> Your instructions:
Output the lines below as a JSON list of strings, one string per line, leaving out blank lines and any pictures.

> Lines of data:
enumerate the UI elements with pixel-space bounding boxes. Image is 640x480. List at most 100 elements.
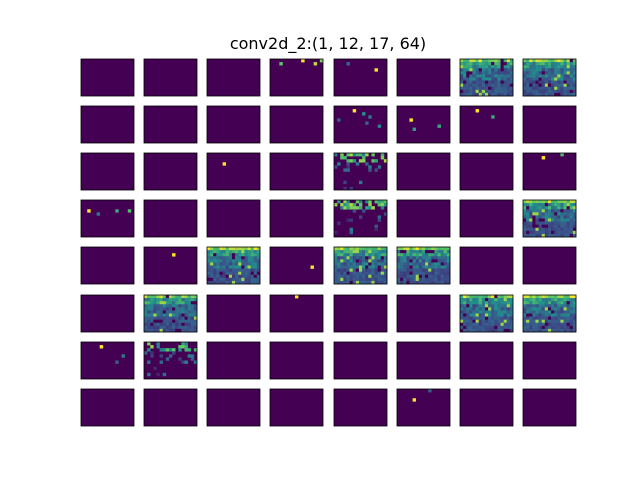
activation-cell [532,86,536,91]
activation-cell [460,319,464,324]
activation-cell [509,313,514,317]
feature-map-background [207,342,260,379]
activation-cell [346,200,350,204]
activation-cell [544,89,549,94]
activation-cell [544,212,549,216]
activation-cell [551,316,555,320]
activation-cell [491,316,495,320]
activation-cell [358,262,363,266]
activation-cell [207,256,211,260]
activation-cell [362,112,366,116]
activation-cell [190,301,195,305]
activation-cell [538,218,543,222]
activation-cell [343,250,347,254]
activation-cell [222,268,227,272]
activation-cell [115,360,119,364]
activation-cell [168,295,173,299]
activation-cell [337,280,341,285]
activation-cell [466,301,470,305]
activation-cell [500,325,504,330]
activation-cell [371,271,375,276]
activation-cell [238,256,242,260]
activation-cell [569,221,574,225]
activation-cell [478,74,483,78]
activation-cell [168,354,173,358]
activation-cell [472,310,476,314]
activation-cell [172,295,176,299]
activation-cell [337,200,341,204]
feature-map-frame [396,388,451,427]
activation-cell [253,271,258,276]
activation-cell [421,265,426,269]
feature-map-background [207,295,260,332]
activation-cell [557,221,561,225]
activation-cell [446,259,451,263]
activation-cell [557,325,561,330]
activation-cell [523,71,527,75]
activation-cell [352,253,357,257]
activation-cell [472,322,476,327]
activation-cell [340,247,344,251]
activation-cell [488,319,492,324]
activation-cell [374,268,378,272]
activation-cell [213,271,217,276]
activation-cell [383,253,388,257]
activation-cell [529,62,533,66]
activation-cell [472,89,476,94]
activation-cell [418,274,423,279]
activation-cell [557,301,561,305]
activation-cell [488,74,492,78]
activation-cell [526,71,530,75]
activation-cell [334,203,338,207]
activation-cell [184,301,188,305]
feature-map-8 [80,105,135,144]
activation-cell [535,74,539,78]
activation-cell [488,83,492,88]
activation-cell [569,230,574,235]
activation-cell [463,316,467,320]
activation-cell [572,212,577,216]
activation-cell [544,77,549,81]
activation-cell [418,277,423,282]
feature-map-frame [333,152,388,191]
activation-cell [355,162,360,166]
activation-cell [397,268,401,272]
activation-cell [523,83,527,88]
activation-cell [529,89,533,94]
activation-cell [213,256,217,260]
activation-cell [569,203,574,207]
activation-cell [418,259,423,263]
activation-cell [428,253,432,257]
activation-cell [475,319,480,324]
activation-cell [418,268,423,272]
feature-map-frame [269,105,324,144]
activation-cell [572,206,577,210]
activation-cell [374,250,378,254]
activation-cell [572,77,577,81]
activation-cell [475,325,480,330]
activation-cell [431,265,435,269]
activation-cell [443,262,448,266]
activation-cell [400,277,404,282]
activation-cell [494,316,498,320]
activation-cell [478,77,483,81]
feature-map-frame [143,246,198,285]
activation-cell [210,259,214,263]
activation-cell [506,319,511,324]
activation-cell [374,256,378,260]
activation-cell [250,262,255,266]
activation-cell [247,262,251,266]
activation-cell [557,230,561,235]
activation-cell [222,277,227,282]
activation-cell [247,253,251,257]
activation-cell [184,348,188,352]
activation-cell [147,348,151,352]
activation-cell [250,277,255,282]
activation-cell [346,218,350,222]
activation-cell [225,268,230,272]
activation-cell [551,325,555,330]
feature-map-background [144,153,197,190]
activation-cell [472,92,476,97]
activation-cell [554,221,558,225]
feature-map-32 [80,246,135,285]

> The output:
[
  "enumerate the UI elements with pixel-space bounding boxes. Image is 640x480. List at most 100 elements.",
  "activation-cell [532,86,536,91]",
  "activation-cell [460,319,464,324]",
  "activation-cell [509,313,514,317]",
  "feature-map-background [207,342,260,379]",
  "activation-cell [346,200,350,204]",
  "activation-cell [544,89,549,94]",
  "activation-cell [544,212,549,216]",
  "activation-cell [551,316,555,320]",
  "activation-cell [491,316,495,320]",
  "activation-cell [358,262,363,266]",
  "activation-cell [207,256,211,260]",
  "activation-cell [362,112,366,116]",
  "activation-cell [190,301,195,305]",
  "activation-cell [538,218,543,222]",
  "activation-cell [343,250,347,254]",
  "activation-cell [222,268,227,272]",
  "activation-cell [115,360,119,364]",
  "activation-cell [168,295,173,299]",
  "activation-cell [337,280,341,285]",
  "activation-cell [466,301,470,305]",
  "activation-cell [500,325,504,330]",
  "activation-cell [371,271,375,276]",
  "activation-cell [238,256,242,260]",
  "activation-cell [569,221,574,225]",
  "activation-cell [478,74,483,78]",
  "activation-cell [168,354,173,358]",
  "activation-cell [472,310,476,314]",
  "activation-cell [172,295,176,299]",
  "activation-cell [337,200,341,204]",
  "feature-map-frame [396,388,451,427]",
  "activation-cell [253,271,258,276]",
  "activation-cell [421,265,426,269]",
  "feature-map-background [207,295,260,332]",
  "activation-cell [557,221,561,225]",
  "activation-cell [446,259,451,263]",
  "activation-cell [557,325,561,330]",
  "activation-cell [523,71,527,75]",
  "activation-cell [352,253,357,257]",
  "activation-cell [472,322,476,327]",
  "activation-cell [340,247,344,251]",
  "activation-cell [488,319,492,324]",
  "activation-cell [374,268,378,272]",
  "activation-cell [213,271,217,276]",
  "activation-cell [383,253,388,257]",
  "activation-cell [529,62,533,66]",
  "activation-cell [472,89,476,94]",
  "activation-cell [418,274,423,279]",
  "activation-cell [557,301,561,305]",
  "activation-cell [488,74,492,78]",
  "activation-cell [526,71,530,75]",
  "activation-cell [334,203,338,207]",
  "activation-cell [184,301,188,305]",
  "feature-map-8 [80,105,135,144]",
  "activation-cell [535,74,539,78]",
  "activation-cell [488,83,492,88]",
  "activation-cell [569,230,574,235]",
  "activation-cell [463,316,467,320]",
  "activation-cell [572,212,577,216]",
  "activation-cell [544,77,549,81]",
  "activation-cell [418,277,423,282]",
  "feature-map-frame [333,152,388,191]",
  "activation-cell [355,162,360,166]",
  "activation-cell [397,268,401,272]",
  "activation-cell [523,83,527,88]",
  "activation-cell [529,89,533,94]",
  "activation-cell [213,256,217,260]",
  "activation-cell [569,203,574,207]",
  "activation-cell [418,259,423,263]",
  "activation-cell [428,253,432,257]",
  "activation-cell [475,319,480,324]",
  "activation-cell [418,268,423,272]",
  "feature-map-frame [269,105,324,144]",
  "activation-cell [572,206,577,210]",
  "activation-cell [374,250,378,254]",
  "activation-cell [572,77,577,81]",
  "activation-cell [475,325,480,330]",
  "activation-cell [431,265,435,269]",
  "activation-cell [443,262,448,266]",
  "activation-cell [400,277,404,282]",
  "activation-cell [494,316,498,320]",
  "activation-cell [478,77,483,81]",
  "feature-map-frame [143,246,198,285]",
  "activation-cell [210,259,214,263]",
  "activation-cell [506,319,511,324]",
  "activation-cell [374,256,378,260]",
  "activation-cell [250,262,255,266]",
  "activation-cell [247,262,251,266]",
  "activation-cell [557,230,561,235]",
  "activation-cell [222,277,227,282]",
  "activation-cell [247,253,251,257]",
  "activation-cell [184,348,188,352]",
  "activation-cell [147,348,151,352]",
  "activation-cell [250,277,255,282]",
  "activation-cell [346,218,350,222]",
  "activation-cell [225,268,230,272]",
  "activation-cell [551,325,555,330]",
  "feature-map-background [144,153,197,190]",
  "activation-cell [472,92,476,97]",
  "activation-cell [554,221,558,225]",
  "feature-map-32 [80,246,135,285]"
]